→ **Directive**
The records below must be transcribed exactly. Do not include the pictures.
----
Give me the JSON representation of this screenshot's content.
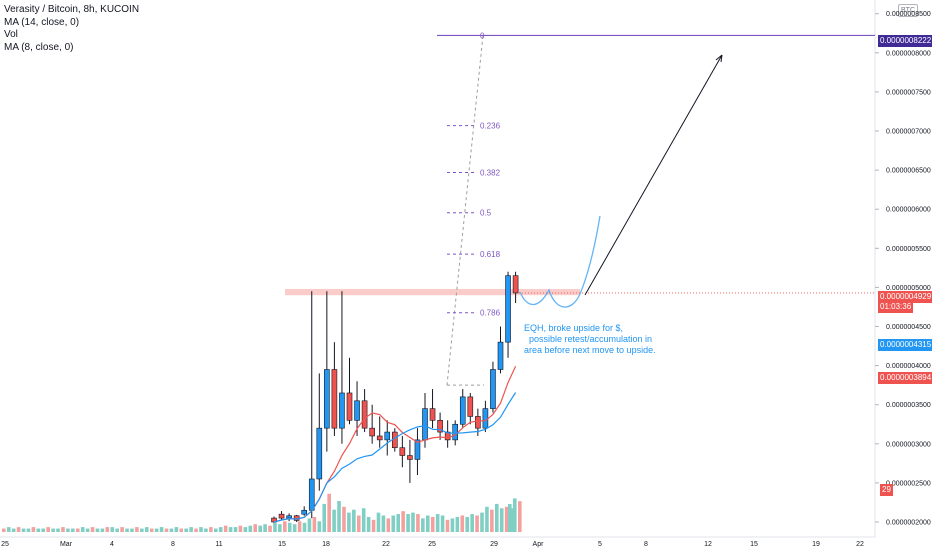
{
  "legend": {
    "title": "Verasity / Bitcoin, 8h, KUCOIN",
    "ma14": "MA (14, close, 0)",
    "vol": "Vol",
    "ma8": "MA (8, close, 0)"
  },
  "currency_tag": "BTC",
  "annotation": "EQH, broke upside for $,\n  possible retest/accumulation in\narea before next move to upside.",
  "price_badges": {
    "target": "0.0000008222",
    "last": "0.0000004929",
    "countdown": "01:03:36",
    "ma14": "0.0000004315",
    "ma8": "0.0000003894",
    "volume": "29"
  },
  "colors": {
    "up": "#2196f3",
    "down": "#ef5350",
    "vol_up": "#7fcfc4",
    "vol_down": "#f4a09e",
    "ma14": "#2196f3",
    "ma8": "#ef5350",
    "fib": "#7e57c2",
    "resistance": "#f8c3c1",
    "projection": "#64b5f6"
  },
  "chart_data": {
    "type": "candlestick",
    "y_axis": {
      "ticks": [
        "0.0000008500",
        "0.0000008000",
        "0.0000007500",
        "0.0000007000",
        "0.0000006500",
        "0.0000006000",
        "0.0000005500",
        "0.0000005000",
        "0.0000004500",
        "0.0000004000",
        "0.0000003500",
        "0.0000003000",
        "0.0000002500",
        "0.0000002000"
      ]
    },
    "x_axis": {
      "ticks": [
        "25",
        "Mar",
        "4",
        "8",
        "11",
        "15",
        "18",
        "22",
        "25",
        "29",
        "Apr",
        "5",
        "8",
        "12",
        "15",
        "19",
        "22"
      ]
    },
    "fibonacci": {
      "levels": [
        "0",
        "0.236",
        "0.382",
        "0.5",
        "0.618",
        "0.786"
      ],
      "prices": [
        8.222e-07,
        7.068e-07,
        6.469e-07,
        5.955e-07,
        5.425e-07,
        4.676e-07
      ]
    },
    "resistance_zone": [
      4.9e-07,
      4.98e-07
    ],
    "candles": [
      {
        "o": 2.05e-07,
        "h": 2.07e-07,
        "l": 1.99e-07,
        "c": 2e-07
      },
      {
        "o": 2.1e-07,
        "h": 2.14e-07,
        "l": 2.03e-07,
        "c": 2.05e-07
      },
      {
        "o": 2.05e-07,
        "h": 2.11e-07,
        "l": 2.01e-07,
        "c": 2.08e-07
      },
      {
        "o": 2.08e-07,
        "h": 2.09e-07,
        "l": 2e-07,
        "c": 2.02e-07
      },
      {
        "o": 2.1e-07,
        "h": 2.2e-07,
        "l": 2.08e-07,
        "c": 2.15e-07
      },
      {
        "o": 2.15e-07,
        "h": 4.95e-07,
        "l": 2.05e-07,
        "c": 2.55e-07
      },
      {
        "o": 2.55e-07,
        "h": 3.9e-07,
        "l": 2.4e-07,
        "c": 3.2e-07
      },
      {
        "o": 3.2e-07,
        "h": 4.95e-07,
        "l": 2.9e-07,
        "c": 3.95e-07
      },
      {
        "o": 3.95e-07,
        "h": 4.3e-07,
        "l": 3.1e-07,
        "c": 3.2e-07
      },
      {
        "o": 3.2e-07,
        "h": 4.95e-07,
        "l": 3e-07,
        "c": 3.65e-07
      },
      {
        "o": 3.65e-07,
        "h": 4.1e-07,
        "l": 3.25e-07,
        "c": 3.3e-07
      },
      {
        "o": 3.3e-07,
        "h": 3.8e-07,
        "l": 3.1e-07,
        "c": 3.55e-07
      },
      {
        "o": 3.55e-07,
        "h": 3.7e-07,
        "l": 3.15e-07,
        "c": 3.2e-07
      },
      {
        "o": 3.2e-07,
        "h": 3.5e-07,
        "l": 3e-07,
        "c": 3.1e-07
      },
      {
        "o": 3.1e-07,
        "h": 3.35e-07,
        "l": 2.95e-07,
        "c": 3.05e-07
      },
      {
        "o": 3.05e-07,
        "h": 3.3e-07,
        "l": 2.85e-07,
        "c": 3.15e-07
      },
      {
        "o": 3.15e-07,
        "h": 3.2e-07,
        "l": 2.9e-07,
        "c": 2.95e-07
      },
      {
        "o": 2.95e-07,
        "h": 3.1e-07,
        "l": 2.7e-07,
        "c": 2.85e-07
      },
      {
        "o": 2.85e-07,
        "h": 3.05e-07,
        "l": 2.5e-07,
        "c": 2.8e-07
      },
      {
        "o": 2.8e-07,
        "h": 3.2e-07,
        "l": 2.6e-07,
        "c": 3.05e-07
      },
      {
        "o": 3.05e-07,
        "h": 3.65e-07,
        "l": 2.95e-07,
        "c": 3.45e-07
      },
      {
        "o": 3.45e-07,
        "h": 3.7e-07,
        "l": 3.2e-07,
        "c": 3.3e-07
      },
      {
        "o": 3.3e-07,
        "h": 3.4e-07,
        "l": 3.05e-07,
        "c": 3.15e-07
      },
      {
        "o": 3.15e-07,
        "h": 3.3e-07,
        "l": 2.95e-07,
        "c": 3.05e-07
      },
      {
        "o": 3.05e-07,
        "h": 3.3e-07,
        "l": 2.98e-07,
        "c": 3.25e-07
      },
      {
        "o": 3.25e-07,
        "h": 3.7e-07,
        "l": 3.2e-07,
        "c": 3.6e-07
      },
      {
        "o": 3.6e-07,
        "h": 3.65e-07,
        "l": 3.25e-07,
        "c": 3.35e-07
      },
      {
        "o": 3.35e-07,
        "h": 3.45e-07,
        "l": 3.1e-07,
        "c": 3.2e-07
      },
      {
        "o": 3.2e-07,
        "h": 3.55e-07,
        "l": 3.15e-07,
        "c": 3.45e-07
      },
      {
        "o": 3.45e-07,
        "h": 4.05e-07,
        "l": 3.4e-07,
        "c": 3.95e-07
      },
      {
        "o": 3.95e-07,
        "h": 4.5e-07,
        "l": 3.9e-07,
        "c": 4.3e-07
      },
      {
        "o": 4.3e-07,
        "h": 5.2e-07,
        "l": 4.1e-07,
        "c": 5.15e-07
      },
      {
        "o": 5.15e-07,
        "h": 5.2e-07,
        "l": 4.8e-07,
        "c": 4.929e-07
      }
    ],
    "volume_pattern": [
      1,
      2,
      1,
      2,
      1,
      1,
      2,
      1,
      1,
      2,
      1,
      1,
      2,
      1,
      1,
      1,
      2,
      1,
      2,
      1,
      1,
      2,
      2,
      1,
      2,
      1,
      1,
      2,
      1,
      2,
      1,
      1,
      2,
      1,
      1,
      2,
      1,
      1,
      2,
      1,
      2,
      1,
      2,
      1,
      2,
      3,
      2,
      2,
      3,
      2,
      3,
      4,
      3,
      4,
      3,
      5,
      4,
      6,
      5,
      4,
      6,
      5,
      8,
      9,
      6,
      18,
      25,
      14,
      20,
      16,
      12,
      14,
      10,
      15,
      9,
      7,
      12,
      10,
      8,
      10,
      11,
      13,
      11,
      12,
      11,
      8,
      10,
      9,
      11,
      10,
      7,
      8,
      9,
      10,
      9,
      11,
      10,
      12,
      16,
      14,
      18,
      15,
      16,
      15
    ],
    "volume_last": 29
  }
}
----
→ **In response**
Give me the JSON representation of this screenshot's content.
{
  "legend": {
    "title": "Verasity / Bitcoin, 8h, KUCOIN",
    "ma14": "MA (14, close, 0)",
    "vol": "Vol",
    "ma8": "MA (8, close, 0)"
  },
  "currency_tag": "BTC",
  "annotation": "EQH, broke upside for $,\n  possible retest/accumulation in\narea before next move to upside.",
  "price_badges": {
    "target": "0.0000008222",
    "last": "0.0000004929",
    "countdown": "01:03:36",
    "ma14": "0.0000004315",
    "ma8": "0.0000003894",
    "volume": "29"
  },
  "colors": {
    "up": "#2196f3",
    "down": "#ef5350",
    "vol_up": "#7fcfc4",
    "vol_down": "#f4a09e",
    "ma14": "#2196f3",
    "ma8": "#ef5350",
    "fib": "#7e57c2",
    "resistance": "#f8c3c1",
    "projection": "#64b5f6"
  },
  "chart_data": {
    "type": "candlestick",
    "y_axis": {
      "ticks": [
        "0.0000008500",
        "0.0000008000",
        "0.0000007500",
        "0.0000007000",
        "0.0000006500",
        "0.0000006000",
        "0.0000005500",
        "0.0000005000",
        "0.0000004500",
        "0.0000004000",
        "0.0000003500",
        "0.0000003000",
        "0.0000002500",
        "0.0000002000"
      ]
    },
    "x_axis": {
      "ticks": [
        "25",
        "Mar",
        "4",
        "8",
        "11",
        "15",
        "18",
        "22",
        "25",
        "29",
        "Apr",
        "5",
        "8",
        "12",
        "15",
        "19",
        "22"
      ]
    },
    "fibonacci": {
      "levels": [
        "0",
        "0.236",
        "0.382",
        "0.5",
        "0.618",
        "0.786"
      ],
      "prices": [
        8.222e-07,
        7.068e-07,
        6.469e-07,
        5.955e-07,
        5.425e-07,
        4.676e-07
      ]
    },
    "resistance_zone": [
      4.9e-07,
      4.98e-07
    ],
    "candles": [
      {
        "o": 2.05e-07,
        "h": 2.07e-07,
        "l": 1.99e-07,
        "c": 2e-07
      },
      {
        "o": 2.1e-07,
        "h": 2.14e-07,
        "l": 2.03e-07,
        "c": 2.05e-07
      },
      {
        "o": 2.05e-07,
        "h": 2.11e-07,
        "l": 2.01e-07,
        "c": 2.08e-07
      },
      {
        "o": 2.08e-07,
        "h": 2.09e-07,
        "l": 2e-07,
        "c": 2.02e-07
      },
      {
        "o": 2.1e-07,
        "h": 2.2e-07,
        "l": 2.08e-07,
        "c": 2.15e-07
      },
      {
        "o": 2.15e-07,
        "h": 4.95e-07,
        "l": 2.05e-07,
        "c": 2.55e-07
      },
      {
        "o": 2.55e-07,
        "h": 3.9e-07,
        "l": 2.4e-07,
        "c": 3.2e-07
      },
      {
        "o": 3.2e-07,
        "h": 4.95e-07,
        "l": 2.9e-07,
        "c": 3.95e-07
      },
      {
        "o": 3.95e-07,
        "h": 4.3e-07,
        "l": 3.1e-07,
        "c": 3.2e-07
      },
      {
        "o": 3.2e-07,
        "h": 4.95e-07,
        "l": 3e-07,
        "c": 3.65e-07
      },
      {
        "o": 3.65e-07,
        "h": 4.1e-07,
        "l": 3.25e-07,
        "c": 3.3e-07
      },
      {
        "o": 3.3e-07,
        "h": 3.8e-07,
        "l": 3.1e-07,
        "c": 3.55e-07
      },
      {
        "o": 3.55e-07,
        "h": 3.7e-07,
        "l": 3.15e-07,
        "c": 3.2e-07
      },
      {
        "o": 3.2e-07,
        "h": 3.5e-07,
        "l": 3e-07,
        "c": 3.1e-07
      },
      {
        "o": 3.1e-07,
        "h": 3.35e-07,
        "l": 2.95e-07,
        "c": 3.05e-07
      },
      {
        "o": 3.05e-07,
        "h": 3.3e-07,
        "l": 2.85e-07,
        "c": 3.15e-07
      },
      {
        "o": 3.15e-07,
        "h": 3.2e-07,
        "l": 2.9e-07,
        "c": 2.95e-07
      },
      {
        "o": 2.95e-07,
        "h": 3.1e-07,
        "l": 2.7e-07,
        "c": 2.85e-07
      },
      {
        "o": 2.85e-07,
        "h": 3.05e-07,
        "l": 2.5e-07,
        "c": 2.8e-07
      },
      {
        "o": 2.8e-07,
        "h": 3.2e-07,
        "l": 2.6e-07,
        "c": 3.05e-07
      },
      {
        "o": 3.05e-07,
        "h": 3.65e-07,
        "l": 2.95e-07,
        "c": 3.45e-07
      },
      {
        "o": 3.45e-07,
        "h": 3.7e-07,
        "l": 3.2e-07,
        "c": 3.3e-07
      },
      {
        "o": 3.3e-07,
        "h": 3.4e-07,
        "l": 3.05e-07,
        "c": 3.15e-07
      },
      {
        "o": 3.15e-07,
        "h": 3.3e-07,
        "l": 2.95e-07,
        "c": 3.05e-07
      },
      {
        "o": 3.05e-07,
        "h": 3.3e-07,
        "l": 2.98e-07,
        "c": 3.25e-07
      },
      {
        "o": 3.25e-07,
        "h": 3.7e-07,
        "l": 3.2e-07,
        "c": 3.6e-07
      },
      {
        "o": 3.6e-07,
        "h": 3.65e-07,
        "l": 3.25e-07,
        "c": 3.35e-07
      },
      {
        "o": 3.35e-07,
        "h": 3.45e-07,
        "l": 3.1e-07,
        "c": 3.2e-07
      },
      {
        "o": 3.2e-07,
        "h": 3.55e-07,
        "l": 3.15e-07,
        "c": 3.45e-07
      },
      {
        "o": 3.45e-07,
        "h": 4.05e-07,
        "l": 3.4e-07,
        "c": 3.95e-07
      },
      {
        "o": 3.95e-07,
        "h": 4.5e-07,
        "l": 3.9e-07,
        "c": 4.3e-07
      },
      {
        "o": 4.3e-07,
        "h": 5.2e-07,
        "l": 4.1e-07,
        "c": 5.15e-07
      },
      {
        "o": 5.15e-07,
        "h": 5.2e-07,
        "l": 4.8e-07,
        "c": 4.929e-07
      }
    ],
    "volume_pattern": [
      1,
      2,
      1,
      2,
      1,
      1,
      2,
      1,
      1,
      2,
      1,
      1,
      2,
      1,
      1,
      1,
      2,
      1,
      2,
      1,
      1,
      2,
      2,
      1,
      2,
      1,
      1,
      2,
      1,
      2,
      1,
      1,
      2,
      1,
      1,
      2,
      1,
      1,
      2,
      1,
      2,
      1,
      2,
      1,
      2,
      3,
      2,
      2,
      3,
      2,
      3,
      4,
      3,
      4,
      3,
      5,
      4,
      6,
      5,
      4,
      6,
      5,
      8,
      9,
      6,
      18,
      25,
      14,
      20,
      16,
      12,
      14,
      10,
      15,
      9,
      7,
      12,
      10,
      8,
      10,
      11,
      13,
      11,
      12,
      11,
      8,
      10,
      9,
      11,
      10,
      7,
      8,
      9,
      10,
      9,
      11,
      10,
      12,
      16,
      14,
      18,
      15,
      16,
      15
    ],
    "volume_last": 29
  }
}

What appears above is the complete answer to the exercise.